EXTRACTED RECORDS:
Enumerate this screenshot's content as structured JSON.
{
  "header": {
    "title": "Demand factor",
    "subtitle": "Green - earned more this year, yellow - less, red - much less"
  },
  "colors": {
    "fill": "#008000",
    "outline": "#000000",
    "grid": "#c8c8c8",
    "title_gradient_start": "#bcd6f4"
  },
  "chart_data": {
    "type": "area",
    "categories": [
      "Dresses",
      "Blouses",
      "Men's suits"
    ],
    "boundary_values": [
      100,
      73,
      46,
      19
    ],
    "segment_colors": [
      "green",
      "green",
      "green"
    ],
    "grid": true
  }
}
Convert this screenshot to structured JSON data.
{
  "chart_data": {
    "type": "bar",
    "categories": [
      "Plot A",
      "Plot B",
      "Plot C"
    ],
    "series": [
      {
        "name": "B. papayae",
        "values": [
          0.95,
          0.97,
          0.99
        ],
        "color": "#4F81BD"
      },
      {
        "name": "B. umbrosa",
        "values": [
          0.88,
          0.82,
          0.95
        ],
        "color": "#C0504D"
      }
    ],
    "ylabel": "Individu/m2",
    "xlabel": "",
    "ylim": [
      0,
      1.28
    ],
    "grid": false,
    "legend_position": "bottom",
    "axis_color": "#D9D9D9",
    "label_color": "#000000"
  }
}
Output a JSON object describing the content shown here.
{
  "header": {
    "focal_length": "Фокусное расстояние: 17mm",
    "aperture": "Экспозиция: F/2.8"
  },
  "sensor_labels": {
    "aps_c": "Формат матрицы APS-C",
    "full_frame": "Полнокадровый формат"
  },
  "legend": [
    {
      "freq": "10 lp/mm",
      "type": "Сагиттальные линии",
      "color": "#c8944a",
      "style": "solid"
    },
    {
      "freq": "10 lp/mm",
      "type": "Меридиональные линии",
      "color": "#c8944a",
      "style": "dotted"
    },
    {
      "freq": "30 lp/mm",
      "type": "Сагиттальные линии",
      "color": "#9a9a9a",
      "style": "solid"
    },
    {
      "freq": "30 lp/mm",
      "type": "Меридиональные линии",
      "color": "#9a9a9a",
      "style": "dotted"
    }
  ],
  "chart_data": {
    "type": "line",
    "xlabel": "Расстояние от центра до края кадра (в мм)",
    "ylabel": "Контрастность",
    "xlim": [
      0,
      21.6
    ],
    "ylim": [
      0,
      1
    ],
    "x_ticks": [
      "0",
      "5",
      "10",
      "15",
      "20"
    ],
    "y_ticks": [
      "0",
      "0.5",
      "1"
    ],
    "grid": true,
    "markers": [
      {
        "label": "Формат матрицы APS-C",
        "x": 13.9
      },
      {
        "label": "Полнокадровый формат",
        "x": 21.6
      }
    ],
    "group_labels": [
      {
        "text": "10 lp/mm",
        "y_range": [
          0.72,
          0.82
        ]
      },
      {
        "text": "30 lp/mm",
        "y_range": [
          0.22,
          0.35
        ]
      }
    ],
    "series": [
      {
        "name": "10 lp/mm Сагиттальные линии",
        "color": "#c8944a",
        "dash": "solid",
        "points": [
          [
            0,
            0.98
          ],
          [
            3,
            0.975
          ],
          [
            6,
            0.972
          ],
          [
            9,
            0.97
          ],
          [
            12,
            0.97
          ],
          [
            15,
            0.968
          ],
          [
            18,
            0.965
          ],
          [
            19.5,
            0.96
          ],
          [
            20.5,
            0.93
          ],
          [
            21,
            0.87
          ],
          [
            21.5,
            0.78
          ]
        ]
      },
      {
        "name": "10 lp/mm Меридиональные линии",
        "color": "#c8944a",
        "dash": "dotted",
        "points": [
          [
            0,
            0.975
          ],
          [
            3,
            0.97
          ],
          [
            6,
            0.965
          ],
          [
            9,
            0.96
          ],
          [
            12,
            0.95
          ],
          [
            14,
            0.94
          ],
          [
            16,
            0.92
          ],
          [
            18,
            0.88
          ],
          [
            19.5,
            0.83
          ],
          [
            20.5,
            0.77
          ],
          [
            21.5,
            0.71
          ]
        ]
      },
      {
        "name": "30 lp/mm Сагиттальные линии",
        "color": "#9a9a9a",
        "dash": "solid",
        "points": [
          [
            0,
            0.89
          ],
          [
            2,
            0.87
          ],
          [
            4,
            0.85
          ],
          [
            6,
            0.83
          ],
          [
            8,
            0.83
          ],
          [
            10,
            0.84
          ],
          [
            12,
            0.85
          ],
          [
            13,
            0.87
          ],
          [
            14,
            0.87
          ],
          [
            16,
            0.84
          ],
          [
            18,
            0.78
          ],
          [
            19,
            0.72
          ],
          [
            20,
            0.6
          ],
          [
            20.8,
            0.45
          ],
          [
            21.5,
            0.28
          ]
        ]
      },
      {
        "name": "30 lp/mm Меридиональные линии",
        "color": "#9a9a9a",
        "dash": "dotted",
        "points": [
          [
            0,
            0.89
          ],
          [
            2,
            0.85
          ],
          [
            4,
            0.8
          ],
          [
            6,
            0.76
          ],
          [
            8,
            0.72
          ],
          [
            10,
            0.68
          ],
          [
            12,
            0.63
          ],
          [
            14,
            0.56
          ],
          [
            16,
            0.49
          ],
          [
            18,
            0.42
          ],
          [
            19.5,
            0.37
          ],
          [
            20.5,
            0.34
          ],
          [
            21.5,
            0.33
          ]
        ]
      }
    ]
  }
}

THE TASK: Each line above must be printed exactly as it appears.

TASK ANSWER:
Enumerate this screenshot's content as structured JSON.
{
  "header": {
    "title": "Demand factor",
    "subtitle": "Green - earned more this year, yellow - less, red - much less"
  },
  "colors": {
    "fill": "#008000",
    "outline": "#000000",
    "grid": "#c8c8c8",
    "title_gradient_start": "#bcd6f4"
  },
  "chart_data": {
    "type": "area",
    "categories": [
      "Dresses",
      "Blouses",
      "Men's suits"
    ],
    "boundary_values": [
      100,
      73,
      46,
      19
    ],
    "segment_colors": [
      "green",
      "green",
      "green"
    ],
    "grid": true
  }
}
Convert this screenshot to structured JSON data.
{
  "chart_data": {
    "type": "bar",
    "categories": [
      "Plot A",
      "Plot B",
      "Plot C"
    ],
    "series": [
      {
        "name": "B. papayae",
        "values": [
          0.95,
          0.97,
          0.99
        ],
        "color": "#4F81BD"
      },
      {
        "name": "B. umbrosa",
        "values": [
          0.88,
          0.82,
          0.95
        ],
        "color": "#C0504D"
      }
    ],
    "ylabel": "Individu/m2",
    "xlabel": "",
    "ylim": [
      0,
      1.28
    ],
    "grid": false,
    "legend_position": "bottom",
    "axis_color": "#D9D9D9",
    "label_color": "#000000"
  }
}
Output a JSON object describing the content shown here.
{
  "header": {
    "focal_length": "Фокусное расстояние: 17mm",
    "aperture": "Экспозиция: F/2.8"
  },
  "sensor_labels": {
    "aps_c": "Формат матрицы APS-C",
    "full_frame": "Полнокадровый формат"
  },
  "legend": [
    {
      "freq": "10 lp/mm",
      "type": "Сагиттальные линии",
      "color": "#c8944a",
      "style": "solid"
    },
    {
      "freq": "10 lp/mm",
      "type": "Меридиональные линии",
      "color": "#c8944a",
      "style": "dotted"
    },
    {
      "freq": "30 lp/mm",
      "type": "Сагиттальные линии",
      "color": "#9a9a9a",
      "style": "solid"
    },
    {
      "freq": "30 lp/mm",
      "type": "Меридиональные линии",
      "color": "#9a9a9a",
      "style": "dotted"
    }
  ],
  "chart_data": {
    "type": "line",
    "xlabel": "Расстояние от центра до края кадра (в мм)",
    "ylabel": "Контрастность",
    "xlim": [
      0,
      21.6
    ],
    "ylim": [
      0,
      1
    ],
    "x_ticks": [
      "0",
      "5",
      "10",
      "15",
      "20"
    ],
    "y_ticks": [
      "0",
      "0.5",
      "1"
    ],
    "grid": true,
    "markers": [
      {
        "label": "Формат матрицы APS-C",
        "x": 13.9
      },
      {
        "label": "Полнокадровый формат",
        "x": 21.6
      }
    ],
    "group_labels": [
      {
        "text": "10 lp/mm",
        "y_range": [
          0.72,
          0.82
        ]
      },
      {
        "text": "30 lp/mm",
        "y_range": [
          0.22,
          0.35
        ]
      }
    ],
    "series": [
      {
        "name": "10 lp/mm Сагиттальные линии",
        "color": "#c8944a",
        "dash": "solid",
        "points": [
          [
            0,
            0.98
          ],
          [
            3,
            0.975
          ],
          [
            6,
            0.972
          ],
          [
            9,
            0.97
          ],
          [
            12,
            0.97
          ],
          [
            15,
            0.968
          ],
          [
            18,
            0.965
          ],
          [
            19.5,
            0.96
          ],
          [
            20.5,
            0.93
          ],
          [
            21,
            0.87
          ],
          [
            21.5,
            0.78
          ]
        ]
      },
      {
        "name": "10 lp/mm Меридиональные линии",
        "color": "#c8944a",
        "dash": "dotted",
        "points": [
          [
            0,
            0.975
          ],
          [
            3,
            0.97
          ],
          [
            6,
            0.965
          ],
          [
            9,
            0.96
          ],
          [
            12,
            0.95
          ],
          [
            14,
            0.94
          ],
          [
            16,
            0.92
          ],
          [
            18,
            0.88
          ],
          [
            19.5,
            0.83
          ],
          [
            20.5,
            0.77
          ],
          [
            21.5,
            0.71
          ]
        ]
      },
      {
        "name": "30 lp/mm Сагиттальные линии",
        "color": "#9a9a9a",
        "dash": "solid",
        "points": [
          [
            0,
            0.89
          ],
          [
            2,
            0.87
          ],
          [
            4,
            0.85
          ],
          [
            6,
            0.83
          ],
          [
            8,
            0.83
          ],
          [
            10,
            0.84
          ],
          [
            12,
            0.85
          ],
          [
            13,
            0.87
          ],
          [
            14,
            0.87
          ],
          [
            16,
            0.84
          ],
          [
            18,
            0.78
          ],
          [
            19,
            0.72
          ],
          [
            20,
            0.6
          ],
          [
            20.8,
            0.45
          ],
          [
            21.5,
            0.28
          ]
        ]
      },
      {
        "name": "30 lp/mm Меридиональные линии",
        "color": "#9a9a9a",
        "dash": "dotted",
        "points": [
          [
            0,
            0.89
          ],
          [
            2,
            0.85
          ],
          [
            4,
            0.8
          ],
          [
            6,
            0.76
          ],
          [
            8,
            0.72
          ],
          [
            10,
            0.68
          ],
          [
            12,
            0.63
          ],
          [
            14,
            0.56
          ],
          [
            16,
            0.49
          ],
          [
            18,
            0.42
          ],
          [
            19.5,
            0.37
          ],
          [
            20.5,
            0.34
          ],
          [
            21.5,
            0.33
          ]
        ]
      }
    ]
  }
}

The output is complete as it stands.